_DOCUMENT TEXT_.
Monday 10 July 2017

The future?

A quick update - like others in this hobby, and indeed many other hobbies, I have used Photobucket as an image hosting service.  By now I expect most readers will have heard about Photobucket's change of terms and the global reaction to its removal of (largely) free third-party hosting services.  Photobucket's decision at the end of July to vary their terms and conditions without any notice, so causing millions (I assume, using their own published figures) of photos to vanish from blogs and forums, has not gone down well.  As plenty of others have said, this has cost them the goodwill and trust of customers, even those who are prepared to pay the "ransom demand" or are, like me, on existing plans.  I have a paid account with Photobucket: I have been on their "plus-20" plan for several years, paying around USD 60 a year.  I've no idea whether the company made money out of that USD 60, but I didn't mind paying an annual subscription for the use of an enhanced service with greater bandwith that presumably ultimately cost Photobucket something to provide.  USD 60 seemed reasonable; I'd probably be prepared to pay USD 80-100.  However, what I'm not prepared to do is pay the USD 400 that Photobucket are now asking for. 
 
Now there may in the near future be a sea-change in people's opinion, and a realisation that for something as important in our lives as social media activity a price has to be paid.  I'm not the only person who's happily been blogging and Facebooking away for years on the basis that doing so is basically free.  I even started a Twitter account earlier in the year, largely to berate the train company that operates my local commute (not in my own name, of course - my Twitter persona is an Australian-born South African called Wesley who likes cricket and ballet; he sounds fascinating and I'd love to meet him).  That's also free.  I don't even have to pay for my mobile phone - work picks up that tab.  All of us enjoy spending a great deal of time using services, websites and online accounts that we haven't had to pay for; and now we resent being told that, actually, the people who provide these things want to earn some money from doing so.  It was about 2-3 years ago that I noticed just how many newspapers and journals now charge for access to websites that had been free to use since the internet was invented.  Next, it seems, will be the turn of social media providers to move to a similar model.  I don't think that stamping one's foot and shouting "it's been free so far; how dare you charge for it now" is that helpful, although it's certainly understandable.  These providers are businesses and if advertising, which brought in revenue on the basis of the numbers of users who could be targeted, is no longer proving financially viable then I can see why other avenues should be explored.  Nor do I think that shouting "it's corporate greed" is really justified.  The market sets its own price, and I sense that people will shortly have to decide just how much their social media activity is worth to them.

_WHAT YOU SHOULD DO_.
Please answer from the blog post: about how much has its writer been paying each year for the Photobucket plan? The records have no role in this exercise.

_DATA LINES_.

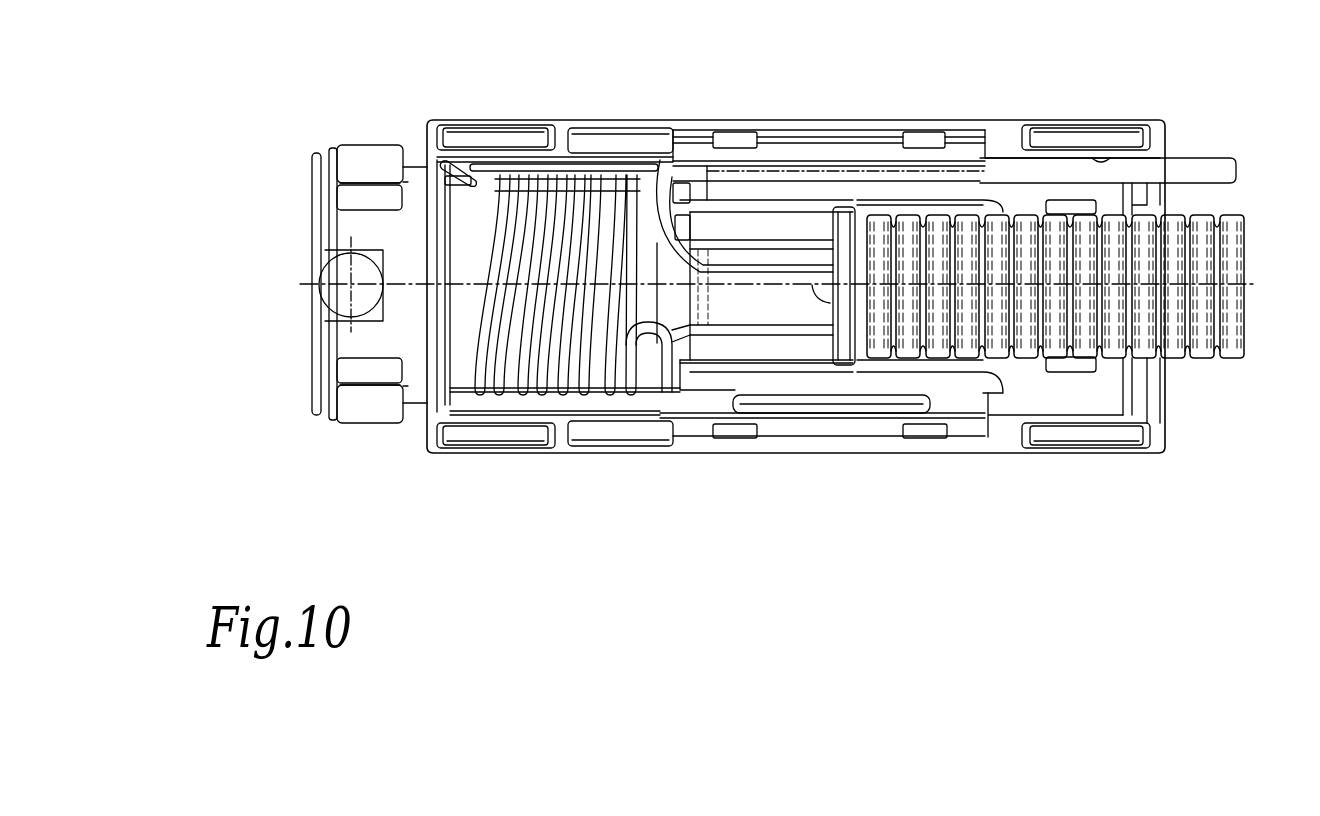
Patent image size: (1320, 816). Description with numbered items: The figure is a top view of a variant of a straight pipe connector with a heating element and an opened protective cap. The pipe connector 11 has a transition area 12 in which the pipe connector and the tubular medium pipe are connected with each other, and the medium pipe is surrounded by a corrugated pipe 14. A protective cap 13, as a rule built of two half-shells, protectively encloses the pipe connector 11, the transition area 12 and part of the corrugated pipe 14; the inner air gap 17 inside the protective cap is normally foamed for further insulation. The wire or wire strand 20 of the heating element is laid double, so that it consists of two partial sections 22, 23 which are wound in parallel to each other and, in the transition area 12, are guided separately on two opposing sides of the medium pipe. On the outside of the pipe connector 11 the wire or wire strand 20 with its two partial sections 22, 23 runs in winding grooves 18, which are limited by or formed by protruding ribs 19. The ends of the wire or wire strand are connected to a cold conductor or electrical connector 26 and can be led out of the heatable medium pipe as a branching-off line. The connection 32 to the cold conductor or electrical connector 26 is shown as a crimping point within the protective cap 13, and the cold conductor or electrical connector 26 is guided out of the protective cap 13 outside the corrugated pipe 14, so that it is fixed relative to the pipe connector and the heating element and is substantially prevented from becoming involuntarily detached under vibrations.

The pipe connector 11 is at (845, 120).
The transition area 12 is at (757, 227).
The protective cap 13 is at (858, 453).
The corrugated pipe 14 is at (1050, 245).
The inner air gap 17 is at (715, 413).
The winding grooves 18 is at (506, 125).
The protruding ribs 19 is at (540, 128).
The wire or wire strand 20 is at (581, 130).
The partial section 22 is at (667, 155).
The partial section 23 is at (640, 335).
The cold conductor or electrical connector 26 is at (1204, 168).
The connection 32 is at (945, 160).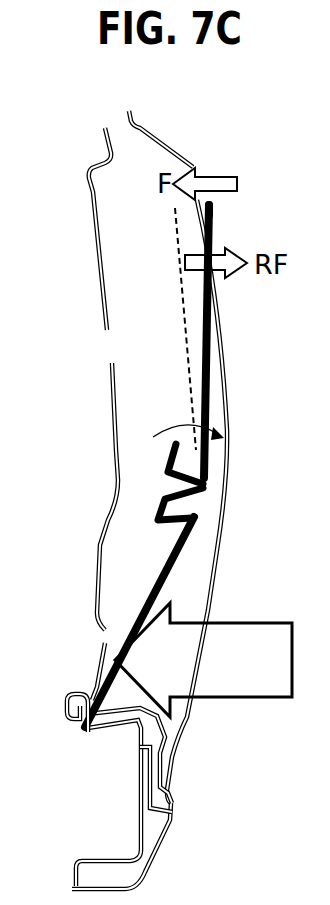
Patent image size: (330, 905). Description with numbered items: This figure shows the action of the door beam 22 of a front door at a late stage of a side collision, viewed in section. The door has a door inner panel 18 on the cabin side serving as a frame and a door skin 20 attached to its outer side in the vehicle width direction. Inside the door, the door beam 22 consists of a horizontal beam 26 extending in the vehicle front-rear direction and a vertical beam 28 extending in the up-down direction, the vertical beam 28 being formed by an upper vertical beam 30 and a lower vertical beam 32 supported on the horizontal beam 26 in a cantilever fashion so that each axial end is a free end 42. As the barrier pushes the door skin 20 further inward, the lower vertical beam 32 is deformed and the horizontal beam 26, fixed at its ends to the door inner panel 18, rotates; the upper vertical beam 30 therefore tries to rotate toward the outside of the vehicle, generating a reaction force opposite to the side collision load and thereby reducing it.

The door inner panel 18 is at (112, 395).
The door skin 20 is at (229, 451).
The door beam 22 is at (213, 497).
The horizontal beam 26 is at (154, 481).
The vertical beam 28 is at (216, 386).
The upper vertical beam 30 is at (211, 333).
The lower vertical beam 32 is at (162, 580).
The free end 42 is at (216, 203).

_WORKED SOLUTION_.
Around USD 60 a year, on the "plus-20" plan.